Records:
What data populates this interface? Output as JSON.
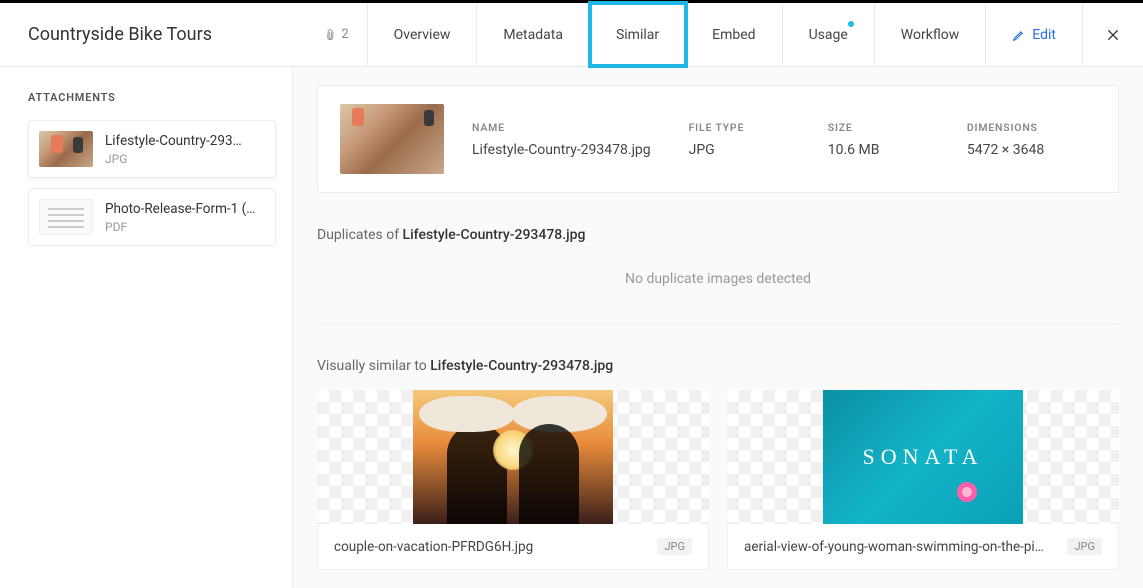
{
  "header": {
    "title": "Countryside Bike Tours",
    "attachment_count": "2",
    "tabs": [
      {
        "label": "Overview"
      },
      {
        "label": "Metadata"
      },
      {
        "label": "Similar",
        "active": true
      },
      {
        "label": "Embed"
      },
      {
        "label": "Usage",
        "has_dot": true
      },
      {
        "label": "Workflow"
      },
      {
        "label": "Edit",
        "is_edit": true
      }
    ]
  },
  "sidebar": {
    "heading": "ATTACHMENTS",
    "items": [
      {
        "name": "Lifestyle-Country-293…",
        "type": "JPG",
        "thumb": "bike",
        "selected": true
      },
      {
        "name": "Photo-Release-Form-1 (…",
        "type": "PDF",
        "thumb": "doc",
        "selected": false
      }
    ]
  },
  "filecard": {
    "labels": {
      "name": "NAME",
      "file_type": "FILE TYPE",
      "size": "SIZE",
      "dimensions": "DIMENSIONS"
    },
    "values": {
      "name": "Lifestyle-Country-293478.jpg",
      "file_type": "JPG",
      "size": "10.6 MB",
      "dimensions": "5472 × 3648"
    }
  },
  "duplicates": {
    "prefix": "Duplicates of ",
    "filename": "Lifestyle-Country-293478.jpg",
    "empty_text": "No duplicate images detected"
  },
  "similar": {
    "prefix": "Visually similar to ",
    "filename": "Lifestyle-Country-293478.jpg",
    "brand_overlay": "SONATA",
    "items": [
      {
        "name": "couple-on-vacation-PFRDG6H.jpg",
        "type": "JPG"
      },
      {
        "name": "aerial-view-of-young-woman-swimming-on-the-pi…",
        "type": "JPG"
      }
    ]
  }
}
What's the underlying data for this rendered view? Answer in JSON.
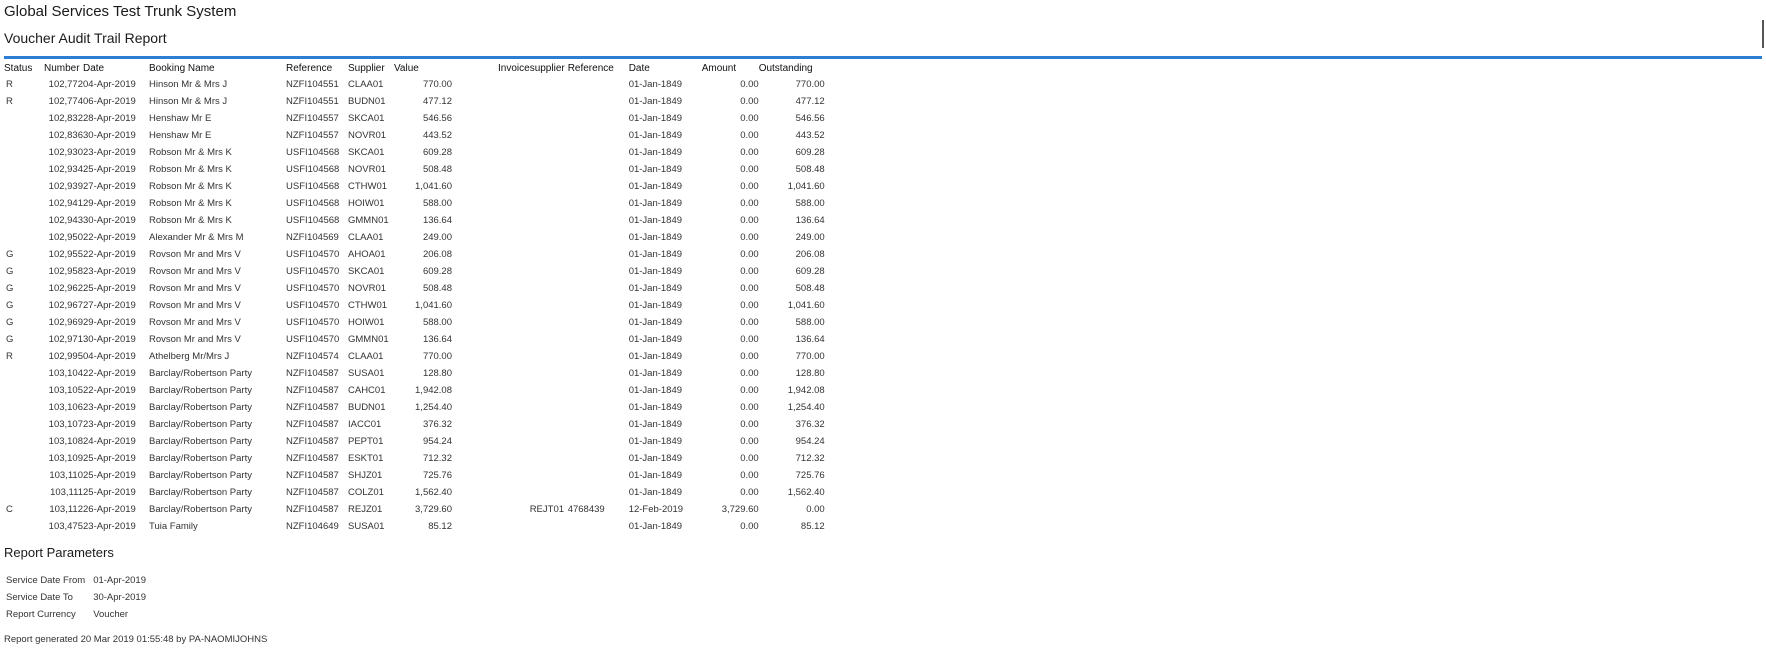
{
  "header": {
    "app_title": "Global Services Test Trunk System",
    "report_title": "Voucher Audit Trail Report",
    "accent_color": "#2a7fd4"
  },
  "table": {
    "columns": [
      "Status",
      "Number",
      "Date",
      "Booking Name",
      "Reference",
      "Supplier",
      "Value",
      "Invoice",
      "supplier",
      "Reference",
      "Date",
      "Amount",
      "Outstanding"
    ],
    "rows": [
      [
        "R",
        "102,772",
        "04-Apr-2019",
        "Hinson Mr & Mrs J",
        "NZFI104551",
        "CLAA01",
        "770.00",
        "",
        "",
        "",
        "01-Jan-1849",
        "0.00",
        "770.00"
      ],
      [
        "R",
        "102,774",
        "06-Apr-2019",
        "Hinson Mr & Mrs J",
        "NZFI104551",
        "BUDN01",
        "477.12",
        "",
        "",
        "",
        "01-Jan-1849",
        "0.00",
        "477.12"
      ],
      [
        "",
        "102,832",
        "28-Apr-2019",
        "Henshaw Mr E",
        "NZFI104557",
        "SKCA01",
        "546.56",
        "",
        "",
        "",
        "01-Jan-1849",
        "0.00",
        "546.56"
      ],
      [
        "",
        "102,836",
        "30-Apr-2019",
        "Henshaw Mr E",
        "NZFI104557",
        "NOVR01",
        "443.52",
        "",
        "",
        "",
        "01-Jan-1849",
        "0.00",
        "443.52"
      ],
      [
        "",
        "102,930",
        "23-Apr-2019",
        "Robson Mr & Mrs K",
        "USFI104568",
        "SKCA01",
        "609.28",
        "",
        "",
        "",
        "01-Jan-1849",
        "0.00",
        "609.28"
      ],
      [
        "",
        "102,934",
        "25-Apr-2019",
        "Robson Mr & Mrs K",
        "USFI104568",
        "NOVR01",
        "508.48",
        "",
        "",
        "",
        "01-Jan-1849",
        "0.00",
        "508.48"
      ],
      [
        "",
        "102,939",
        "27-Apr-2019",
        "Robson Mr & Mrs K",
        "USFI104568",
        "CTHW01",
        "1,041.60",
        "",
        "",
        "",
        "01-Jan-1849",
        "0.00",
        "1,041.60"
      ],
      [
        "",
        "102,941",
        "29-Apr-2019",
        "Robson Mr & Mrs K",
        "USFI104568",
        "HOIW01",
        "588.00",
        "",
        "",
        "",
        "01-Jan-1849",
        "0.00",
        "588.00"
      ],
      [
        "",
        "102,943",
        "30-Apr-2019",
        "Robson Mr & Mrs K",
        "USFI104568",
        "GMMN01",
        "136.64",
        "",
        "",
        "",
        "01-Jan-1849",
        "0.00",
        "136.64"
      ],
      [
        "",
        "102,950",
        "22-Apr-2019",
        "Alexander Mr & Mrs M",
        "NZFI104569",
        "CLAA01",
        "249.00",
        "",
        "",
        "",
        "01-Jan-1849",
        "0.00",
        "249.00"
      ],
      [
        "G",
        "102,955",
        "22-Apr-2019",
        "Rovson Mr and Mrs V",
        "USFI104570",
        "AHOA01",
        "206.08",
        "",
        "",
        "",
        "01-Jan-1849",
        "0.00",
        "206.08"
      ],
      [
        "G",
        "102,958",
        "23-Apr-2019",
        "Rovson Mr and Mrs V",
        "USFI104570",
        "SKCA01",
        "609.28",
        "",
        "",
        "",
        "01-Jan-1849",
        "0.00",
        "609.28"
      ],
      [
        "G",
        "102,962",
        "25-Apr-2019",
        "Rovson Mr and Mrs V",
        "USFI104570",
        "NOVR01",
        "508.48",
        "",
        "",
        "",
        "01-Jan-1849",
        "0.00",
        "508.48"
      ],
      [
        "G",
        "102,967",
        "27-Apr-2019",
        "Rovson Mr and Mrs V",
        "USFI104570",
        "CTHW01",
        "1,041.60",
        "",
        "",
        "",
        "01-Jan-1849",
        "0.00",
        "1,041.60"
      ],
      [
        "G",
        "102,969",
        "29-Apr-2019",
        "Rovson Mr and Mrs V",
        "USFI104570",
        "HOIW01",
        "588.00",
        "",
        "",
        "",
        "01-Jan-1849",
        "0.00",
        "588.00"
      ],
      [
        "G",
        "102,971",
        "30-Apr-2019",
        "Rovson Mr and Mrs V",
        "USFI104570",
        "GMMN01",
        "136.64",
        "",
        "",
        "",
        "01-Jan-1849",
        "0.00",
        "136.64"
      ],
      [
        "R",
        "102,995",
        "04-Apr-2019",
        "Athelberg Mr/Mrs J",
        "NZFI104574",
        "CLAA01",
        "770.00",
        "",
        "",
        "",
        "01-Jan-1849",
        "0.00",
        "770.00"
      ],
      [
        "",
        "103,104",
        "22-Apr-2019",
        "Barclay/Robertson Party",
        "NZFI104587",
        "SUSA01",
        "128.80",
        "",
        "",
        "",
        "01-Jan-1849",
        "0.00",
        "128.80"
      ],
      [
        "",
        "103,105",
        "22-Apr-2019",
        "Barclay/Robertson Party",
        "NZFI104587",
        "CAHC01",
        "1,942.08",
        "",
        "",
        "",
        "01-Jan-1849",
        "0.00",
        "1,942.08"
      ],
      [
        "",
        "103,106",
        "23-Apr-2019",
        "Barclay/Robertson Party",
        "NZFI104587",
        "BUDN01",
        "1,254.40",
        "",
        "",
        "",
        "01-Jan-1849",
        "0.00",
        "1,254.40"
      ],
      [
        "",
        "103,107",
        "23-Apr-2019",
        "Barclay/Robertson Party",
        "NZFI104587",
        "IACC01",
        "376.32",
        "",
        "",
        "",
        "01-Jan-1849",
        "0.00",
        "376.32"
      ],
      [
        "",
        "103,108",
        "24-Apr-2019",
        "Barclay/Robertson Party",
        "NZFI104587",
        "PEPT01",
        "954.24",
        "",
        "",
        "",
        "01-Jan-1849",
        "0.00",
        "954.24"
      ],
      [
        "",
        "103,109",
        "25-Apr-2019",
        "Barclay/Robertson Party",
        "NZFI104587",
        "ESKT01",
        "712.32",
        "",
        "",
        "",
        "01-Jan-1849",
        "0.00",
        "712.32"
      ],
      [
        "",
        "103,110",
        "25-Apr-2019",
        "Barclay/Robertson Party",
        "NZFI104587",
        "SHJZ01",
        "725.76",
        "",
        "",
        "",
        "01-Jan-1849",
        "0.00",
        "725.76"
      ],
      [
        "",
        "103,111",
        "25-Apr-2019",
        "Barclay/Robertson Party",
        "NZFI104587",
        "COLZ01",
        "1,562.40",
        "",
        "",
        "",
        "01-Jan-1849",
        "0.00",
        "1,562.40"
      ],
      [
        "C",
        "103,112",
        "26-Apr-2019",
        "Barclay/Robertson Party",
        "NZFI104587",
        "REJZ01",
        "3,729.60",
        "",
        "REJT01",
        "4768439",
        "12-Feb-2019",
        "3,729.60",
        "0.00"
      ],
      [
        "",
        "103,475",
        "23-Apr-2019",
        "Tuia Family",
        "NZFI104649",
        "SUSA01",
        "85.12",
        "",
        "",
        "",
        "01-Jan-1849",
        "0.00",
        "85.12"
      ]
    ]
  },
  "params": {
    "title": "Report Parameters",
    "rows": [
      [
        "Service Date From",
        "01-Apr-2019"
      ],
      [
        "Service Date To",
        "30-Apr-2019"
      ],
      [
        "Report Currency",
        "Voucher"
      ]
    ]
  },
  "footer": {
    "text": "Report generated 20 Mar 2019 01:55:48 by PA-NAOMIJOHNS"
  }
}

---

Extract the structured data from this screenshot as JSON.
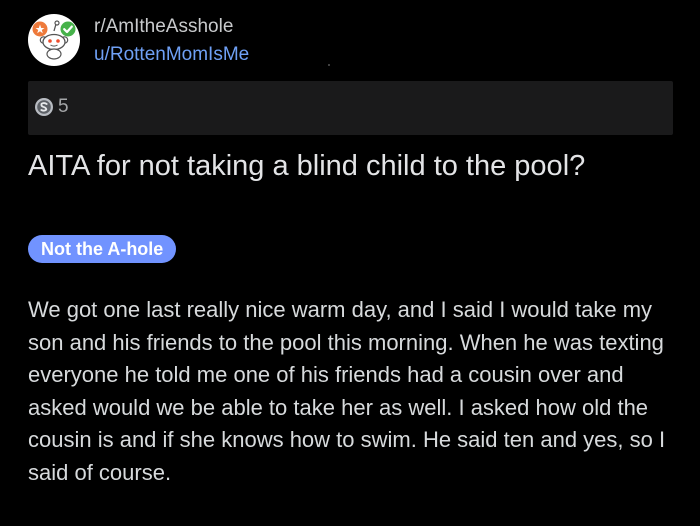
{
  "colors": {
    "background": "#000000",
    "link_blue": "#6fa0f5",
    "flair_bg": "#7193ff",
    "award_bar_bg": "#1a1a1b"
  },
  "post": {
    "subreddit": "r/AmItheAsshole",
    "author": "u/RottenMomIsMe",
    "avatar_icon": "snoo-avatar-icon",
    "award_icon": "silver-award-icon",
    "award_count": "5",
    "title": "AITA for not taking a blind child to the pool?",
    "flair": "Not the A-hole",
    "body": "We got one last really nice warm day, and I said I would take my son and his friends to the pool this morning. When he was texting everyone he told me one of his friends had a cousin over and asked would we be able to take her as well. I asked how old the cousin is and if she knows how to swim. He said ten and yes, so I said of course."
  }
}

Goal:
Pick out the lines that contain "dimensions" and copy them.

Solution to the exercise:
      "dimensions": "DIMENSIONS"
      "dimensions": "5472 × 3648"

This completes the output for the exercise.